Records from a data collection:
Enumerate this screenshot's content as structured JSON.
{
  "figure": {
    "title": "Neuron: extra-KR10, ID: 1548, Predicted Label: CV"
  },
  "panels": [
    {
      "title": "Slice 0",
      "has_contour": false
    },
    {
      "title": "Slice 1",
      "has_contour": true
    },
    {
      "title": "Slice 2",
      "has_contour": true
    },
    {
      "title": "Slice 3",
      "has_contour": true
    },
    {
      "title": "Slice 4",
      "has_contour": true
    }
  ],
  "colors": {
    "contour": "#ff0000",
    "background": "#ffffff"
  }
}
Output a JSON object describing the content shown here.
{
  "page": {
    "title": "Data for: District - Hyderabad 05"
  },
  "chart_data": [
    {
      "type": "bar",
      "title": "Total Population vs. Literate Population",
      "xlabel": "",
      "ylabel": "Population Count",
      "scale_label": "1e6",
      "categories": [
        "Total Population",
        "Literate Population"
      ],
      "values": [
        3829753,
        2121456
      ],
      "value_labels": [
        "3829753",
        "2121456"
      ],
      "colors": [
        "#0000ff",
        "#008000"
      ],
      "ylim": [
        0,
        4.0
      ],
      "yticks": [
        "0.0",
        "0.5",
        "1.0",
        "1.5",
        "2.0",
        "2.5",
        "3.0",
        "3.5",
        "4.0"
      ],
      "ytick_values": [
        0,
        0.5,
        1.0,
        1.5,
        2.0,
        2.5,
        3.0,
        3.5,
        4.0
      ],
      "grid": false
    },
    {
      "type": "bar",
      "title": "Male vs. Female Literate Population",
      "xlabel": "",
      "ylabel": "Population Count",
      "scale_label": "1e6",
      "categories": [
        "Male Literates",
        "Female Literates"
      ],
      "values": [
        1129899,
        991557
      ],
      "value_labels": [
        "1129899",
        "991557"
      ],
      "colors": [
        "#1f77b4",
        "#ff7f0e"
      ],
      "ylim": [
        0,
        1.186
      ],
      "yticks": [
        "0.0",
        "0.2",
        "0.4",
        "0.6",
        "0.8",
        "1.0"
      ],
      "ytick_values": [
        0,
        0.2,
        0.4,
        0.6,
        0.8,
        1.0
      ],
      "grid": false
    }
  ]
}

**Exercise goal:**
Retype the listing above in full, with no alterations.

**Solved problem:**
Enumerate this screenshot's content as structured JSON.
{
  "figure": {
    "title": "Neuron: extra-KR10, ID: 1548, Predicted Label: CV"
  },
  "panels": [
    {
      "title": "Slice 0",
      "has_contour": false
    },
    {
      "title": "Slice 1",
      "has_contour": true
    },
    {
      "title": "Slice 2",
      "has_contour": true
    },
    {
      "title": "Slice 3",
      "has_contour": true
    },
    {
      "title": "Slice 4",
      "has_contour": true
    }
  ],
  "colors": {
    "contour": "#ff0000",
    "background": "#ffffff"
  }
}
Output a JSON object describing the content shown here.
{
  "page": {
    "title": "Data for: District - Hyderabad 05"
  },
  "chart_data": [
    {
      "type": "bar",
      "title": "Total Population vs. Literate Population",
      "xlabel": "",
      "ylabel": "Population Count",
      "scale_label": "1e6",
      "categories": [
        "Total Population",
        "Literate Population"
      ],
      "values": [
        3829753,
        2121456
      ],
      "value_labels": [
        "3829753",
        "2121456"
      ],
      "colors": [
        "#0000ff",
        "#008000"
      ],
      "ylim": [
        0,
        4.0
      ],
      "yticks": [
        "0.0",
        "0.5",
        "1.0",
        "1.5",
        "2.0",
        "2.5",
        "3.0",
        "3.5",
        "4.0"
      ],
      "ytick_values": [
        0,
        0.5,
        1.0,
        1.5,
        2.0,
        2.5,
        3.0,
        3.5,
        4.0
      ],
      "grid": false
    },
    {
      "type": "bar",
      "title": "Male vs. Female Literate Population",
      "xlabel": "",
      "ylabel": "Population Count",
      "scale_label": "1e6",
      "categories": [
        "Male Literates",
        "Female Literates"
      ],
      "values": [
        1129899,
        991557
      ],
      "value_labels": [
        "1129899",
        "991557"
      ],
      "colors": [
        "#1f77b4",
        "#ff7f0e"
      ],
      "ylim": [
        0,
        1.186
      ],
      "yticks": [
        "0.0",
        "0.2",
        "0.4",
        "0.6",
        "0.8",
        "1.0"
      ],
      "ytick_values": [
        0,
        0.2,
        0.4,
        0.6,
        0.8,
        1.0
      ],
      "grid": false
    }
  ]
}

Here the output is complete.